▸ **Task inputs**:
___

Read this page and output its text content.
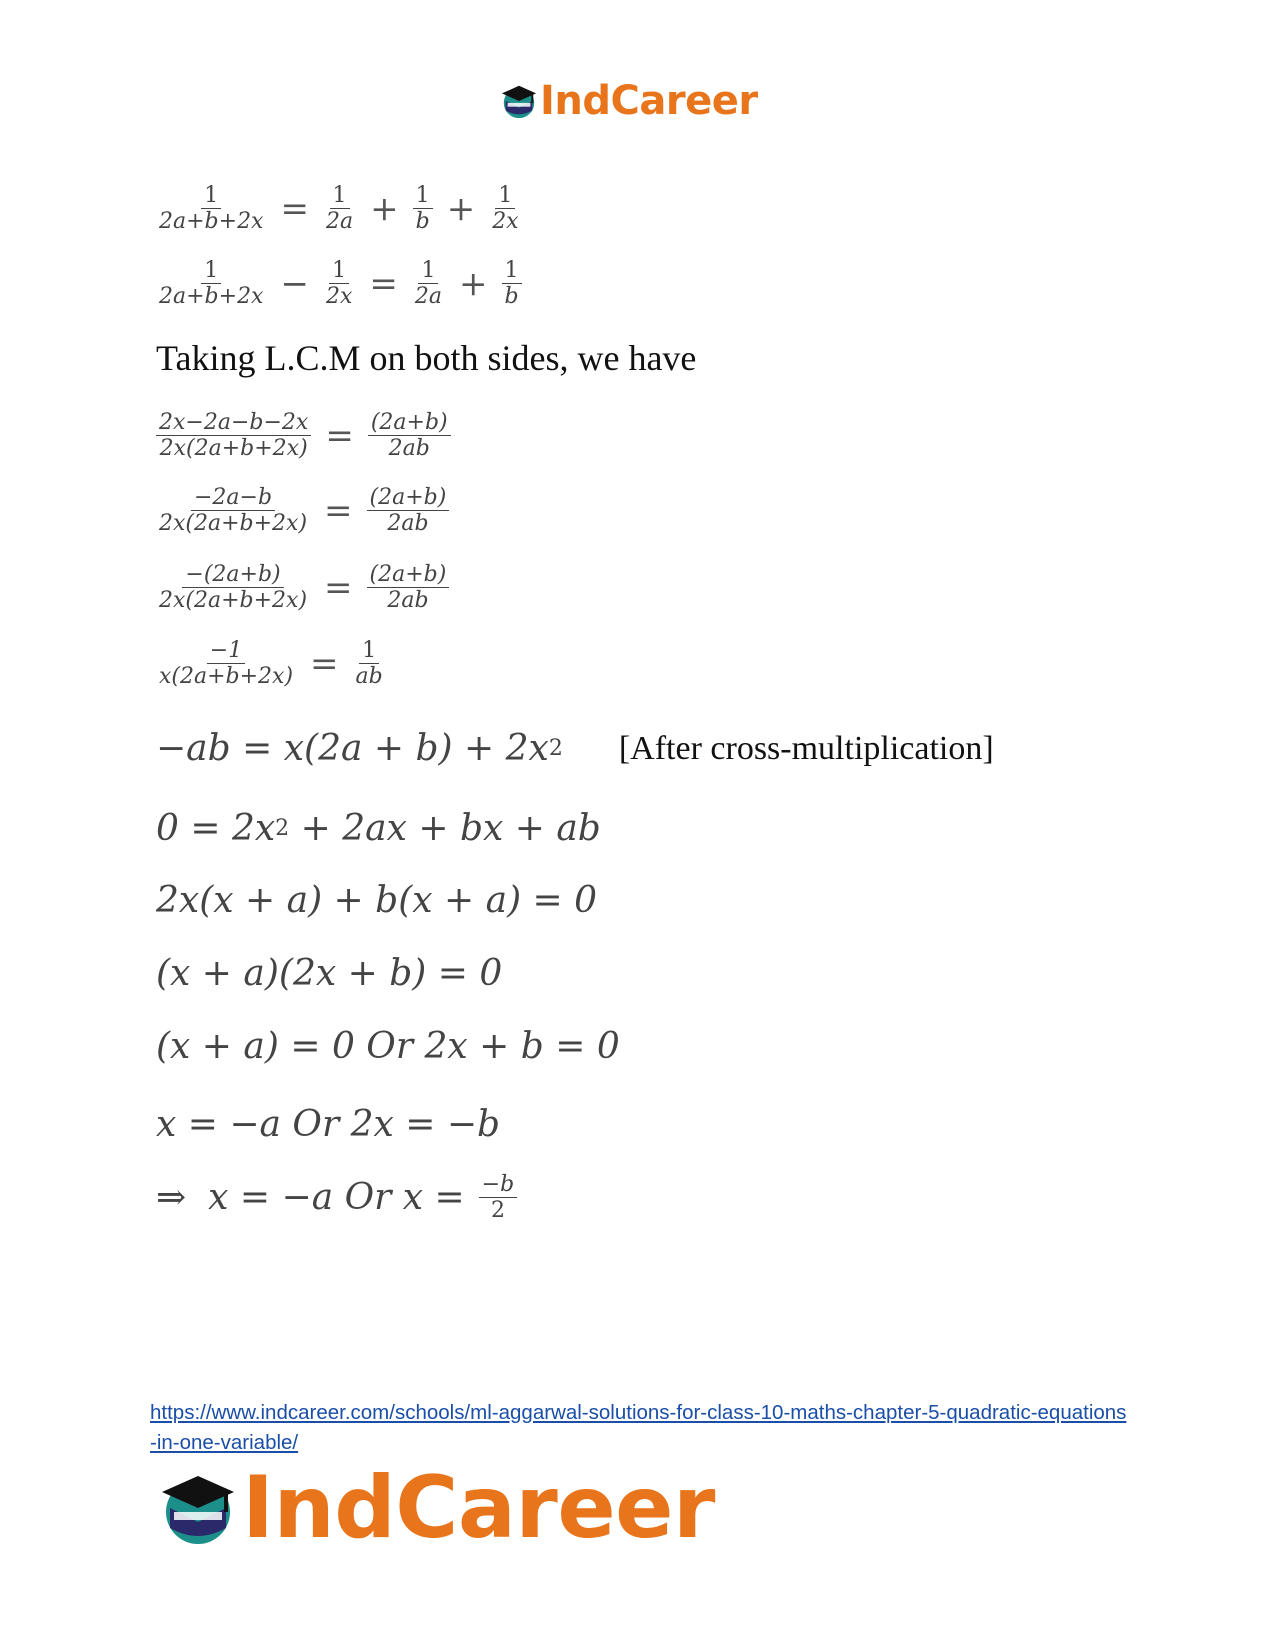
IndCareer
$\frac{1}{2a+b+2x} = \frac{1}{2a} + \frac{1}{b} + \frac{1}{2x}$
$\frac{1}{2a+b+2x} - \frac{1}{2x} = \frac{1}{2a} + \frac{1}{b}$
Taking L.C.M on both sides, we have
$\frac{2x-2a-b-2x}{2x(2a+b+2x)} = \frac{(2a+b)}{2ab}$
$\frac{-2a-b}{2x(2a+b+2x)} = \frac{(2a+b)}{2ab}$
$\frac{-(2a+b)}{2x(2a+b+2x)} = \frac{(2a+b)}{2ab}$
$\frac{-1}{x(2a+b+2x)} = \frac{1}{ab}$
−ab = x(2a + b) + 2x 2 [After cross-multiplication]
0 = 2x 2 + 2ax + bx + ab
2x(x + a) + b(x + a) = 0
(x + a)(2x + b) = 0
(x + a) = 0 Or 2x + b = 0
x = −a Or 2x = −b
⇒ x = −a Or $x = \frac{-b}{2}$
https://www.indcareer.com/schools/ml-aggarwal-solutions-for-class-10-maths-chapter-5-quadratic-equations-in-one-variable/
IndCareer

___

▸ **What the exercise asks**:
Locate the word "frac" in the data above. Copy every line carrying it.

▸ **Output for this exercise**:
$\frac{1}{2a+b+2x} = \frac{1}{2a} + \frac{1}{b} + \frac{1}{2x}$
$\frac{1}{2a+b+2x} - \frac{1}{2x} = \frac{1}{2a} + \frac{1}{b}$
$\frac{2x-2a-b-2x}{2x(2a+b+2x)} = \frac{(2a+b)}{2ab}$
$\frac{-2a-b}{2x(2a+b+2x)} = \frac{(2a+b)}{2ab}$
$\frac{-(2a+b)}{2x(2a+b+2x)} = \frac{(2a+b)}{2ab}$
$\frac{-1}{x(2a+b+2x)} = \frac{1}{ab}$
⇒ x = −a Or $x = \frac{-b}{2}$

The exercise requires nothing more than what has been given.